━━━━━ Data rows ━━━━━
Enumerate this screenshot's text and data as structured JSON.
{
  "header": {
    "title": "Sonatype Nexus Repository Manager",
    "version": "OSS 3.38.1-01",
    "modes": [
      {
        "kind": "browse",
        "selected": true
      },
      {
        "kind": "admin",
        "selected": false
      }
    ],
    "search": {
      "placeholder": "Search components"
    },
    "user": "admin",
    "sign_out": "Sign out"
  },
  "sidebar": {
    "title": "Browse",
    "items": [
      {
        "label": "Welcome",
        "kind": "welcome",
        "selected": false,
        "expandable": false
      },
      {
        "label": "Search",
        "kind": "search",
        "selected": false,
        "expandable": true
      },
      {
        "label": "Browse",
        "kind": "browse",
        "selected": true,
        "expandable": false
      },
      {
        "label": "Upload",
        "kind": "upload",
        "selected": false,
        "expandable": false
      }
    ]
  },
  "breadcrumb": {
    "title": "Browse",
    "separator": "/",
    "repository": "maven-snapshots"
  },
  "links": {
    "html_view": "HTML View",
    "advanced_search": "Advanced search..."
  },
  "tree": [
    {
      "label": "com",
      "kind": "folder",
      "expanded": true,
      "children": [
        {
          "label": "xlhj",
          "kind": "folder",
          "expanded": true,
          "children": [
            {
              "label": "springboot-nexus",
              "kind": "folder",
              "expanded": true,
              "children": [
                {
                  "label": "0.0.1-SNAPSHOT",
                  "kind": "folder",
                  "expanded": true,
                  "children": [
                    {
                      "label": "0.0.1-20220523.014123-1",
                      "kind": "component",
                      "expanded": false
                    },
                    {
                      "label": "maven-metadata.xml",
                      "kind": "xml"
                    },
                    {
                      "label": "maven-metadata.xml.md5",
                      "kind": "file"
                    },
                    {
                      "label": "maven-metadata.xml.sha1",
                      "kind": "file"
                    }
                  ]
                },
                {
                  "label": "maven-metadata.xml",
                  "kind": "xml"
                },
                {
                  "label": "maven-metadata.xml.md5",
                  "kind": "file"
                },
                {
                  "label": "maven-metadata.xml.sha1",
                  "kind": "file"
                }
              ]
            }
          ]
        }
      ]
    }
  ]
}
━━━━━
**Written task**
Copy every line of the records word for word.

**Task result**
Enumerate this screenshot's text and data as structured JSON.
{
  "header": {
    "title": "Sonatype Nexus Repository Manager",
    "version": "OSS 3.38.1-01",
    "modes": [
      {
        "kind": "browse",
        "selected": true
      },
      {
        "kind": "admin",
        "selected": false
      }
    ],
    "search": {
      "placeholder": "Search components"
    },
    "user": "admin",
    "sign_out": "Sign out"
  },
  "sidebar": {
    "title": "Browse",
    "items": [
      {
        "label": "Welcome",
        "kind": "welcome",
        "selected": false,
        "expandable": false
      },
      {
        "label": "Search",
        "kind": "search",
        "selected": false,
        "expandable": true
      },
      {
        "label": "Browse",
        "kind": "browse",
        "selected": true,
        "expandable": false
      },
      {
        "label": "Upload",
        "kind": "upload",
        "selected": false,
        "expandable": false
      }
    ]
  },
  "breadcrumb": {
    "title": "Browse",
    "separator": "/",
    "repository": "maven-snapshots"
  },
  "links": {
    "html_view": "HTML View",
    "advanced_search": "Advanced search..."
  },
  "tree": [
    {
      "label": "com",
      "kind": "folder",
      "expanded": true,
      "children": [
        {
          "label": "xlhj",
          "kind": "folder",
          "expanded": true,
          "children": [
            {
              "label": "springboot-nexus",
              "kind": "folder",
              "expanded": true,
              "children": [
                {
                  "label": "0.0.1-SNAPSHOT",
                  "kind": "folder",
                  "expanded": true,
                  "children": [
                    {
                      "label": "0.0.1-20220523.014123-1",
                      "kind": "component",
                      "expanded": false
                    },
                    {
                      "label": "maven-metadata.xml",
                      "kind": "xml"
                    },
                    {
                      "label": "maven-metadata.xml.md5",
                      "kind": "file"
                    },
                    {
                      "label": "maven-metadata.xml.sha1",
                      "kind": "file"
                    }
                  ]
                },
                {
                  "label": "maven-metadata.xml",
                  "kind": "xml"
                },
                {
                  "label": "maven-metadata.xml.md5",
                  "kind": "file"
                },
                {
                  "label": "maven-metadata.xml.sha1",
                  "kind": "file"
                }
              ]
            }
          ]
        }
      ]
    }
  ]
}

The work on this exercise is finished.